Start of PROVIDED PASSAGE

Green Matters also spoke with Mara Davi, who served as Green Captain on two Broadway shows: The Play That Goes Wrong, which she joined in September 2018 and stayed with until it closed in January 2019, and Dames at Sea, which ran from October 2015 to January 2016. Davi has been practicing zero-waste principles in her own life since she read Bea Johnson’s book Zero Waste Home in 2015, and her passion for the environment earned her a spot on BGA's Steering Committee for a year in between Broadway gigs.
"A Green Captain can do as much or as little as they desire to or have time to do, there’s no specific requirements," Davi tells Green Matters. "A Green Captain receives a packet with helpful suggestions, and you can do one a month, or you could do one a week. I think the main job of the Green Captain is communication. Between the BGA and all the departments of a Broadway production, the BGA has put together great resources."
As Davi explains, the BGA gives Green Captains a packet full of leaflets and flyers directed at each department of a Broadway show. For example, a Green Captain would take the leaflets on how to greenify your makeup routine to the hair and makeup department. "There are also resources for when the show is closing of where you can donate your extra products to so it doesn’t get thrown in the trash," Davi says.
The cast isn't required to participate in green initiatives, but luckily, many of both Davi and Hofmann's cast mates have been interested in doing their part. "As far as the cast goes, Green Captains will post announcements of events the BGA is having, the BGA will send out a monthly green tip, and we’ll post that on the call board. That kind of communication is kind of the basics," Davi says. "Also, communicating where recycling is, and things like that. Since most Green Captains are passionate about being green, they’ll kind of take steps above and beyond."
Davi explains that instituting new policies can be easier when you're with a Broadway production from the beginning, and when the cast is smaller. "When I was on Dames at Sea, it was a very small cast, so I actually brought a little compost bin backstage and collected the food scraps from the cast, and brought it to the nearest brown bin that I knew of to compost every week," she says. "I was not able to do that on The Play That Goes Wrong, because I was coming into the show late, everything had already been established, and there were three floors of dressing rooms..."
Something else Davi made sure to do during her reign as Green Captain at Dames at Sea was keep opening night eco-friendly. "I collected opening night flowers and brought them to the brown bin at the St. James Theatre, which has the only brown bin that I know of in the theatre district," she says. She also bought reusable utensil sets for her cast mates for their opening night gifts, which is a theatre tradition.
Like Hofmann, Davi would like to see an even greater shift towards a zero-waste Broadway, but she believes Broadway is more eco-friendly than the average person might think. "Not a lot of people know about the BGA outside of the Broadway community. But certainly Broadway compared to film and television is incredibly green. It's much harder with film and television," Davi muses. "But the Broadway community as a whole can work more cohesively. And it still takes a long time, but we are a small enough community to make change happen more quickly."

End of PROVIDED PASSAGE
Start of DATASET CONTENT

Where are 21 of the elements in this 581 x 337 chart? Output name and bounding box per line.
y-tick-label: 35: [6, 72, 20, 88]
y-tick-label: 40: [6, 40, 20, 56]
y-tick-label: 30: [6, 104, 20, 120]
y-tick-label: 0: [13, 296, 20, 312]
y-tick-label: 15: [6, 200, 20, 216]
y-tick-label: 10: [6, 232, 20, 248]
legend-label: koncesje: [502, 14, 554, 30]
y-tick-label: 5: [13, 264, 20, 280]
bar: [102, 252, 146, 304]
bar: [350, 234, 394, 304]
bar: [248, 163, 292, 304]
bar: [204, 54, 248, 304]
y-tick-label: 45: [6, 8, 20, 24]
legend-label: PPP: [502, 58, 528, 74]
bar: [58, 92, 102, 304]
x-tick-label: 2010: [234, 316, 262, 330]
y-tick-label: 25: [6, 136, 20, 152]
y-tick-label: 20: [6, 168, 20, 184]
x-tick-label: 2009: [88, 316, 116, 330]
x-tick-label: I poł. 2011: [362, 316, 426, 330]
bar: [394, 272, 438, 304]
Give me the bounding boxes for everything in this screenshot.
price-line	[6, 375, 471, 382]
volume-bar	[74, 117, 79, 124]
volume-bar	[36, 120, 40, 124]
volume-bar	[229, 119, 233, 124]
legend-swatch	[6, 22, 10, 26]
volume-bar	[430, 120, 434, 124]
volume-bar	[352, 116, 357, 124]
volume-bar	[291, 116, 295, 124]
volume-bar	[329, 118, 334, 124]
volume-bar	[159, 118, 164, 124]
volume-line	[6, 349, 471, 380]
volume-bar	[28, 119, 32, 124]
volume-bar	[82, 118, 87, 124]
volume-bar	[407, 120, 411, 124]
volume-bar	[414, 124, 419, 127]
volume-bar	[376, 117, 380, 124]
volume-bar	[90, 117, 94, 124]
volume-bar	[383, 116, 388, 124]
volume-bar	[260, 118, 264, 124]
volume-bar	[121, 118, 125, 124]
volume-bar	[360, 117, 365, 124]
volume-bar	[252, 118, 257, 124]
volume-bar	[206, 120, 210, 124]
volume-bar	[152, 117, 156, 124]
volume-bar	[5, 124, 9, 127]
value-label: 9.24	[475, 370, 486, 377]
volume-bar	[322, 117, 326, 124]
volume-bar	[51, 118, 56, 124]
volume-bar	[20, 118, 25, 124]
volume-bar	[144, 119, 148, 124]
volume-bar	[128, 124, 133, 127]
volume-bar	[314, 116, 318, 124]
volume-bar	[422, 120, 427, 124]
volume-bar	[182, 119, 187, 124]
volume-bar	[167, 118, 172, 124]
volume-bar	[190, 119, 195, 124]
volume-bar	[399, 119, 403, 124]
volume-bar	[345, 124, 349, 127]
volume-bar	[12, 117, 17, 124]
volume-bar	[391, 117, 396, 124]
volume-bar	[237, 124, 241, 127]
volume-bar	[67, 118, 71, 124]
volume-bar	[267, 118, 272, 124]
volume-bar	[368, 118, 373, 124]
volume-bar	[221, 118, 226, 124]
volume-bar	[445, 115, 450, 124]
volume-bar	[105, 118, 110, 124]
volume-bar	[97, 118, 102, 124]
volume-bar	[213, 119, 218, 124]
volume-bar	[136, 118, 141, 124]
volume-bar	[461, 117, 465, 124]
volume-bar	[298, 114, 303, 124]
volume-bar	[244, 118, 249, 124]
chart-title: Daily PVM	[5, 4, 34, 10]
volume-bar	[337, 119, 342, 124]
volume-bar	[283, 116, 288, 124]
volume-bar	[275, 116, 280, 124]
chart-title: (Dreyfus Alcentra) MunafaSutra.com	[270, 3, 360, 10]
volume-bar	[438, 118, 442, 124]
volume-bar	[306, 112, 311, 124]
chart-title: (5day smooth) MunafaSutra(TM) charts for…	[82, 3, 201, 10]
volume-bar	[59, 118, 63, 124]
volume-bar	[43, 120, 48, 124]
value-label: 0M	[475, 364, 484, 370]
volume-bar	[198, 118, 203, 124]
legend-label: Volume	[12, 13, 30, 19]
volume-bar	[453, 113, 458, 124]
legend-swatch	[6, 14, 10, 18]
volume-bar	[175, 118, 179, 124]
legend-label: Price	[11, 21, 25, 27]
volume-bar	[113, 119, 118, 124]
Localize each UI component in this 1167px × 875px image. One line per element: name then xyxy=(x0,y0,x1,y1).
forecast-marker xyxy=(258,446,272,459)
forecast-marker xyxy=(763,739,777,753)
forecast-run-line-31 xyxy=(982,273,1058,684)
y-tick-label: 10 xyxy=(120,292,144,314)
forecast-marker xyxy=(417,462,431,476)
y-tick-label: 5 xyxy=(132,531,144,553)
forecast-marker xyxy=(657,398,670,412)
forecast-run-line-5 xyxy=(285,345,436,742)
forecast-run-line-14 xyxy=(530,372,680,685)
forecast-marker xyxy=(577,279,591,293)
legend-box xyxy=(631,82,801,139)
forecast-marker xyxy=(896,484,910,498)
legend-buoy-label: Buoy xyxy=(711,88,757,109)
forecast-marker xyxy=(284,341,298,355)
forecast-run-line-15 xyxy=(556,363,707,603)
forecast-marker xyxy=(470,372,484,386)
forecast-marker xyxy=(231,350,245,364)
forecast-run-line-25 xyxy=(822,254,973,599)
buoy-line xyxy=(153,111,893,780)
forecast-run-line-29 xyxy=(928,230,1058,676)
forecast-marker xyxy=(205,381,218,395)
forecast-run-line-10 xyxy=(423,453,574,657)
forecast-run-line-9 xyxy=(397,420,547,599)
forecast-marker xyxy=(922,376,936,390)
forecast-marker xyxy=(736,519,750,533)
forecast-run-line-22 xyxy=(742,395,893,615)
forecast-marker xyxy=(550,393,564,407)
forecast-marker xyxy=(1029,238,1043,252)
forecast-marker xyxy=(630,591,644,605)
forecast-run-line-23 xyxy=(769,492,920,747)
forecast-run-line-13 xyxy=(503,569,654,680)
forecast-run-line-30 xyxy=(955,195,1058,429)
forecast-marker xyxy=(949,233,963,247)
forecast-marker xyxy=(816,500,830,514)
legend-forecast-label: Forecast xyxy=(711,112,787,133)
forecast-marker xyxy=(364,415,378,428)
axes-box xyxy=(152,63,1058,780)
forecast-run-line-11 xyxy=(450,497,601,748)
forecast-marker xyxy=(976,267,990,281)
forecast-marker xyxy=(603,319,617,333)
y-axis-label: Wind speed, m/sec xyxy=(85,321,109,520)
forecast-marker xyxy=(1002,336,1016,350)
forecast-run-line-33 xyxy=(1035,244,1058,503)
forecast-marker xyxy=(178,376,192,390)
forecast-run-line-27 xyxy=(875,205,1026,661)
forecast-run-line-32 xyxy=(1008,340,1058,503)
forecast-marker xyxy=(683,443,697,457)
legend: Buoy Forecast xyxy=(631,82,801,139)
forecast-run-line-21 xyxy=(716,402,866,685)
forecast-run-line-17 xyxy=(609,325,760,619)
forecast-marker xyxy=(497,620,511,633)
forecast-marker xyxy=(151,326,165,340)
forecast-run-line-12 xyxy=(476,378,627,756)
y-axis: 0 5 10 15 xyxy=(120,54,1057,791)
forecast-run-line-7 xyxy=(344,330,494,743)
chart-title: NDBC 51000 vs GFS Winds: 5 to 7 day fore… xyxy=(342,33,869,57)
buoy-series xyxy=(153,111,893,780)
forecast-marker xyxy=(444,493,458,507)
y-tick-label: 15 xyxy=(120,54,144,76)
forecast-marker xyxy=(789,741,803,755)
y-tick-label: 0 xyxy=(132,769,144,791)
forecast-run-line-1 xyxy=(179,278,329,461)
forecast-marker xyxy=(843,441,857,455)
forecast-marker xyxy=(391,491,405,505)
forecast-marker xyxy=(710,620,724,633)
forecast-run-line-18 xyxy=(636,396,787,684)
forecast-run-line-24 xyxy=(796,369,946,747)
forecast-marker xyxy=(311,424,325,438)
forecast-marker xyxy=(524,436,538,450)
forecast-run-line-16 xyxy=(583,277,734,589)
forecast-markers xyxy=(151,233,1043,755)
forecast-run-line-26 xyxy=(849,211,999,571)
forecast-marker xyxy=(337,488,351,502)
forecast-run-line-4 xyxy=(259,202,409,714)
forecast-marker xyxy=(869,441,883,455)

End of DATASET CONTENT

● REQUIRED ACTION A
In the passage on Broadway Green Captains, why was Davi unable to run a backstage compost bin on The Play That Goes Wrong as she had on Dames at Sea?
● REQUIRED ACTION B
Answer these questions from the passage on Broadway Green Captains:
(i) What book led Davi to begin practicing zero-waste principles, and who wrote it?
(ii) Which theatre has the only brown bin Davi knows of in the theatre district?
(iii) What does the BGA send out each month for Green Captains to post on the call board?
● REQUIRED ACTION C
Reproduce a portion of the passage on Broadway Green Captains word for word. Begin at the words "Something else Davi" and stop after "a theatre tradition.".

● WRITTEN RESPONSE A
She joined The Play That Goes Wrong late, after everything had already been established. The production also had three floors of dressing rooms. On Dames at Sea, by contrast, the cast was very small.

● WRITTEN RESPONSE B
(i) Zero Waste Home, by Bea Johnson
(ii) The St. James Theatre
(iii) A green tip

● WRITTEN RESPONSE C
Something else Davi made sure to do during her reign as Green Captain at Dames at Sea was keep opening night eco-friendly. "I collected opening night flowers and brought them to the brown bin at the St. James Theatre, which has the only brown bin that I know of in the theatre district," she says. She also bought reusable utensil sets for her cast mates for their opening night gifts, which is a theatre tradition.